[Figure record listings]
* * *

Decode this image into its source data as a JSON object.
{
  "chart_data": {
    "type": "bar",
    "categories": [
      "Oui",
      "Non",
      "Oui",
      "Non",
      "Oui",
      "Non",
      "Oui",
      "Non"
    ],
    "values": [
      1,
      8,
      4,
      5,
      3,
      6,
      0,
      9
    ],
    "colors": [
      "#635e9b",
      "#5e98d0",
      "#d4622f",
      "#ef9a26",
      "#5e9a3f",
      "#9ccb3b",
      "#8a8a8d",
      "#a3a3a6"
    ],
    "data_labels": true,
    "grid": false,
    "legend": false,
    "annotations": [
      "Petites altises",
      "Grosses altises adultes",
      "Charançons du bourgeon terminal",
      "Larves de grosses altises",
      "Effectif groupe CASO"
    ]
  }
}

* * *

> WHAT YOU ARE ASKED TO DO
Locate all lines in the listing above with the word "altises". Copy them.

> THE REPLY
      "Petites altises",
      "Grosses altises adultes",
      "Larves de grosses altises",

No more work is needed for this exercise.